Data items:
----------

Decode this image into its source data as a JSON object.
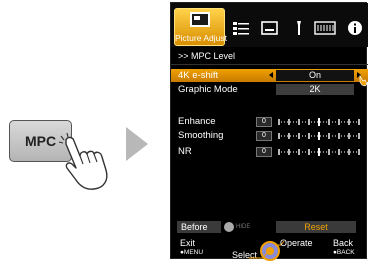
{
  "remote": {
    "button_label": "MPC"
  },
  "osd": {
    "tabs": [
      {
        "label": "Picture Adjust",
        "icon": "picture-icon",
        "active": true
      },
      {
        "icon": "input-settings-icon"
      },
      {
        "icon": "display-settings-icon"
      },
      {
        "icon": "installation-icon"
      },
      {
        "icon": "function-icon"
      },
      {
        "icon": "information-icon"
      }
    ],
    "breadcrumb": ">> MPC Level",
    "rows": [
      {
        "label": "4K e-shift",
        "value": "On",
        "selected": true
      },
      {
        "label": "Graphic Mode",
        "value": "2K",
        "selected": false
      }
    ],
    "sliders": [
      {
        "label": "Enhance",
        "value": "0"
      },
      {
        "label": "Smoothing",
        "value": "0"
      },
      {
        "label": "NR",
        "value": "0"
      }
    ],
    "before_label": "Before",
    "hide_label": "HIDE",
    "reset_label": "Reset",
    "footer": {
      "exit": "Exit",
      "menu": "●MENU",
      "select": "Select",
      "operate": "Operate",
      "back": "Back",
      "back_small": "●BACK"
    }
  },
  "colors": {
    "accent": "#f0a000",
    "osd_background": "#000000"
  }
}
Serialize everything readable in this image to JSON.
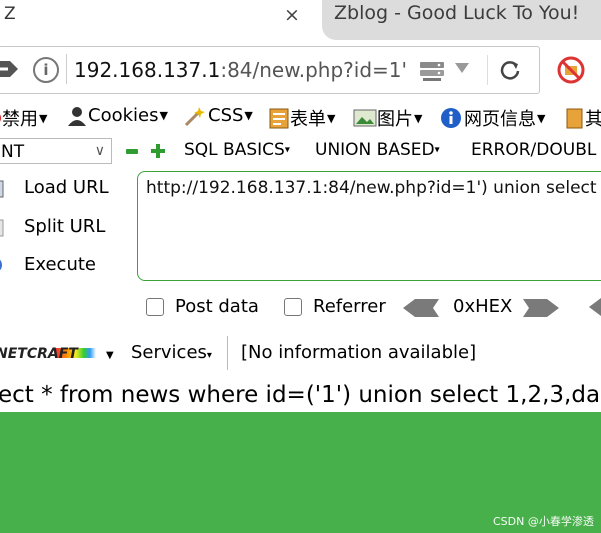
{
  "tabs": {
    "active_label": "Z",
    "close_glyph": "×",
    "inactive_label": "Zblog - Good Luck To You!"
  },
  "address": {
    "host": "192.168.137.1",
    "rest": ":84/new.php?id=1'"
  },
  "toolbar": {
    "items": [
      "禁用",
      "Cookies",
      "CSS",
      "表单",
      "图片",
      "网页信息",
      "其"
    ]
  },
  "hackbar": {
    "select_value": "NT",
    "menus": [
      "SQL BASICS",
      "UNION BASED",
      "ERROR/DOUBL"
    ],
    "load_url": "Load URL",
    "split_url": "Split URL",
    "execute": "Execute",
    "textarea_value": "http://192.168.137.1:84/new.php?id=1') union select",
    "post_data": "Post data",
    "referrer": "Referrer",
    "hex": "0xHEX"
  },
  "statusbar": {
    "services": "Services",
    "info": "[No information available]"
  },
  "page": {
    "query": "ect * from news where id=('1') union select 1,2,3,da",
    "watermark": "CSDN @小春学渗透"
  },
  "colors": {
    "page_green": "#48b04b",
    "textarea_border": "#3aa43a"
  }
}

----------

Task prompt -
Go through the records. Copy each line where "settings" appears.

Output of the task -
        "icon": "input-settings-icon"
        "icon": "display-settings-icon"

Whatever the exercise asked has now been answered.